** DIRECTIVE **
Take the entries below and print all of them exactly, please.

(A run of records)
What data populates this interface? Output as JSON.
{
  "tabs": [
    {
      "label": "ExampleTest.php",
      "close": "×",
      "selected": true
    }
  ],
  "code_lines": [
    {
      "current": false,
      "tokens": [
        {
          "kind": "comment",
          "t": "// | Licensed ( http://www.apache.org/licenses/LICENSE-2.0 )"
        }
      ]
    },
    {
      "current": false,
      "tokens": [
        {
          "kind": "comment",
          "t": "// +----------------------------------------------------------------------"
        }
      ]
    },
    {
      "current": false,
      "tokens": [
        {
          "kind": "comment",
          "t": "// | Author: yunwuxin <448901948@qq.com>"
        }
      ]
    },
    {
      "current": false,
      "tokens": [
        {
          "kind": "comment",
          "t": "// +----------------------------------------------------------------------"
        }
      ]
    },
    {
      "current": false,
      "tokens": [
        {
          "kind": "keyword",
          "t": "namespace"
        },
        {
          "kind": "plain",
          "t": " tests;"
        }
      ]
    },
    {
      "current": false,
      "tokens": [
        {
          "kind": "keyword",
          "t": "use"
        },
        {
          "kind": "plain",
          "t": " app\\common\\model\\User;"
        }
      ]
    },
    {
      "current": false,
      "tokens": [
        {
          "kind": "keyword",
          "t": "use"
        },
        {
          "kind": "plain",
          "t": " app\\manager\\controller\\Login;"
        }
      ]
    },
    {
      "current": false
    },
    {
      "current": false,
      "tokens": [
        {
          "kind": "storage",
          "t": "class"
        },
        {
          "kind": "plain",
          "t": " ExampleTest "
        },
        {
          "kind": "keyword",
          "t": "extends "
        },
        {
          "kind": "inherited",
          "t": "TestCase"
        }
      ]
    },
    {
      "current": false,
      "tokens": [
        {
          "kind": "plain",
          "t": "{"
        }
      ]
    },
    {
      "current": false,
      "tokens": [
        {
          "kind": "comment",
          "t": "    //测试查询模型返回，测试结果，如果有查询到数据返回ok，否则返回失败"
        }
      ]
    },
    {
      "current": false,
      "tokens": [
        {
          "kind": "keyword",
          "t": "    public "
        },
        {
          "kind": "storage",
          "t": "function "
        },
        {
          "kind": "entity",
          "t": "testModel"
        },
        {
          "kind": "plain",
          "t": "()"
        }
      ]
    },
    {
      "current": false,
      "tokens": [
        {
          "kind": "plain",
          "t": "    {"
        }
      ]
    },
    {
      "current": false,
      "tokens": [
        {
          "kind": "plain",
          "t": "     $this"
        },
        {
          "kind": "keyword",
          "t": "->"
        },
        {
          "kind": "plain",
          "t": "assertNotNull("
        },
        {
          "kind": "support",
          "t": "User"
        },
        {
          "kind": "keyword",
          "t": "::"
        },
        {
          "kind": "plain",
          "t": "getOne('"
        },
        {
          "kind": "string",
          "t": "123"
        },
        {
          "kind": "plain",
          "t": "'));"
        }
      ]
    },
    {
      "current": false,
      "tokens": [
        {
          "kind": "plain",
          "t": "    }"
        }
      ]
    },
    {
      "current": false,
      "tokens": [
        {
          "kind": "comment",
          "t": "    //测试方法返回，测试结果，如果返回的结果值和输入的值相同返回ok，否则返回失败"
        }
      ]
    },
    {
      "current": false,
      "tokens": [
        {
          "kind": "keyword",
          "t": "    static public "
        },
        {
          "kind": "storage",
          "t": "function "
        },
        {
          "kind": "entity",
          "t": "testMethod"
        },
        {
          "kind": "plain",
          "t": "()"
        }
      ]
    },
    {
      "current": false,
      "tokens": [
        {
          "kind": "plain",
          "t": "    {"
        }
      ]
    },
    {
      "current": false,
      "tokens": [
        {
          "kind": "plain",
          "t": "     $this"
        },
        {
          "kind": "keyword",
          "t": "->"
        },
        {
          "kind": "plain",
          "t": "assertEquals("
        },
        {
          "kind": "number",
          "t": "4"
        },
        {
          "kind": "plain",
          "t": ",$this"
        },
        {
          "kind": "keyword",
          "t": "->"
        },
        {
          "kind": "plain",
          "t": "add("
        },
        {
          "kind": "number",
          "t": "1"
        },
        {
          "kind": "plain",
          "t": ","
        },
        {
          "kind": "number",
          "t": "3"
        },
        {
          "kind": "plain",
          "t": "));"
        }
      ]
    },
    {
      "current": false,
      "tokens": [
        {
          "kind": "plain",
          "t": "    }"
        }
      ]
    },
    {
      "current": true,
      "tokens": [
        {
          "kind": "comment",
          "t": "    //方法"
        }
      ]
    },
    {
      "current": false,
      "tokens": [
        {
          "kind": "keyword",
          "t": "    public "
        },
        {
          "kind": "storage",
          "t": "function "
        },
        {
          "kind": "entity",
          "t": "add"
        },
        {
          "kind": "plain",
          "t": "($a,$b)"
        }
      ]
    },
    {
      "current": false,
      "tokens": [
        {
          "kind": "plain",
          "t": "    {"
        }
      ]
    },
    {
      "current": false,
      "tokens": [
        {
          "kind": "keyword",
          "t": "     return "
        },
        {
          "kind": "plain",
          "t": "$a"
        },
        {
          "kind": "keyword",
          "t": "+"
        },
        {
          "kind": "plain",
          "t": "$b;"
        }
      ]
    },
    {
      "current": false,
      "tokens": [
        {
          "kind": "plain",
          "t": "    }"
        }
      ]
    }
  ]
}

** TASK SOLUTION **
What data populates this interface? Output as JSON.
{
  "tabs": [
    {
      "label": "ExampleTest.php",
      "close": "×",
      "selected": true
    }
  ],
  "code_lines": [
    {
      "current": false,
      "tokens": [
        {
          "kind": "comment",
          "t": "// | Licensed ( http://www.apache.org/licenses/LICENSE-2.0 )"
        }
      ]
    },
    {
      "current": false,
      "tokens": [
        {
          "kind": "comment",
          "t": "// +----------------------------------------------------------------------"
        }
      ]
    },
    {
      "current": false,
      "tokens": [
        {
          "kind": "comment",
          "t": "// | Author: yunwuxin <448901948@qq.com>"
        }
      ]
    },
    {
      "current": false,
      "tokens": [
        {
          "kind": "comment",
          "t": "// +----------------------------------------------------------------------"
        }
      ]
    },
    {
      "current": false,
      "tokens": [
        {
          "kind": "keyword",
          "t": "namespace"
        },
        {
          "kind": "plain",
          "t": " tests;"
        }
      ]
    },
    {
      "current": false,
      "tokens": [
        {
          "kind": "keyword",
          "t": "use"
        },
        {
          "kind": "plain",
          "t": " app\\common\\model\\User;"
        }
      ]
    },
    {
      "current": false,
      "tokens": [
        {
          "kind": "keyword",
          "t": "use"
        },
        {
          "kind": "plain",
          "t": " app\\manager\\controller\\Login;"
        }
      ]
    },
    {
      "current": false
    },
    {
      "current": false,
      "tokens": [
        {
          "kind": "storage",
          "t": "class"
        },
        {
          "kind": "plain",
          "t": " ExampleTest "
        },
        {
          "kind": "keyword",
          "t": "extends "
        },
        {
          "kind": "inherited",
          "t": "TestCase"
        }
      ]
    },
    {
      "current": false,
      "tokens": [
        {
          "kind": "plain",
          "t": "{"
        }
      ]
    },
    {
      "current": false,
      "tokens": [
        {
          "kind": "comment",
          "t": "    //测试查询模型返回，测试结果，如果有查询到数据返回ok，否则返回失败"
        }
      ]
    },
    {
      "current": false,
      "tokens": [
        {
          "kind": "keyword",
          "t": "    public "
        },
        {
          "kind": "storage",
          "t": "function "
        },
        {
          "kind": "entity",
          "t": "testModel"
        },
        {
          "kind": "plain",
          "t": "()"
        }
      ]
    },
    {
      "current": false,
      "tokens": [
        {
          "kind": "plain",
          "t": "    {"
        }
      ]
    },
    {
      "current": false,
      "tokens": [
        {
          "kind": "plain",
          "t": "     $this"
        },
        {
          "kind": "keyword",
          "t": "->"
        },
        {
          "kind": "plain",
          "t": "assertNotNull("
        },
        {
          "kind": "support",
          "t": "User"
        },
        {
          "kind": "keyword",
          "t": "::"
        },
        {
          "kind": "plain",
          "t": "getOne('"
        },
        {
          "kind": "string",
          "t": "123"
        },
        {
          "kind": "plain",
          "t": "'));"
        }
      ]
    },
    {
      "current": false,
      "tokens": [
        {
          "kind": "plain",
          "t": "    }"
        }
      ]
    },
    {
      "current": false,
      "tokens": [
        {
          "kind": "comment",
          "t": "    //测试方法返回，测试结果，如果返回的结果值和输入的值相同返回ok，否则返回失败"
        }
      ]
    },
    {
      "current": false,
      "tokens": [
        {
          "kind": "keyword",
          "t": "    static public "
        },
        {
          "kind": "storage",
          "t": "function "
        },
        {
          "kind": "entity",
          "t": "testMethod"
        },
        {
          "kind": "plain",
          "t": "()"
        }
      ]
    },
    {
      "current": false,
      "tokens": [
        {
          "kind": "plain",
          "t": "    {"
        }
      ]
    },
    {
      "current": false,
      "tokens": [
        {
          "kind": "plain",
          "t": "     $this"
        },
        {
          "kind": "keyword",
          "t": "->"
        },
        {
          "kind": "plain",
          "t": "assertEquals("
        },
        {
          "kind": "number",
          "t": "4"
        },
        {
          "kind": "plain",
          "t": ",$this"
        },
        {
          "kind": "keyword",
          "t": "->"
        },
        {
          "kind": "plain",
          "t": "add("
        },
        {
          "kind": "number",
          "t": "1"
        },
        {
          "kind": "plain",
          "t": ","
        },
        {
          "kind": "number",
          "t": "3"
        },
        {
          "kind": "plain",
          "t": "));"
        }
      ]
    },
    {
      "current": false,
      "tokens": [
        {
          "kind": "plain",
          "t": "    }"
        }
      ]
    },
    {
      "current": true,
      "tokens": [
        {
          "kind": "comment",
          "t": "    //方法"
        }
      ]
    },
    {
      "current": false,
      "tokens": [
        {
          "kind": "keyword",
          "t": "    public "
        },
        {
          "kind": "storage",
          "t": "function "
        },
        {
          "kind": "entity",
          "t": "add"
        },
        {
          "kind": "plain",
          "t": "($a,$b)"
        }
      ]
    },
    {
      "current": false,
      "tokens": [
        {
          "kind": "plain",
          "t": "    {"
        }
      ]
    },
    {
      "current": false,
      "tokens": [
        {
          "kind": "keyword",
          "t": "     return "
        },
        {
          "kind": "plain",
          "t": "$a"
        },
        {
          "kind": "keyword",
          "t": "+"
        },
        {
          "kind": "plain",
          "t": "$b;"
        }
      ]
    },
    {
      "current": false,
      "tokens": [
        {
          "kind": "plain",
          "t": "    }"
        }
      ]
    }
  ]
}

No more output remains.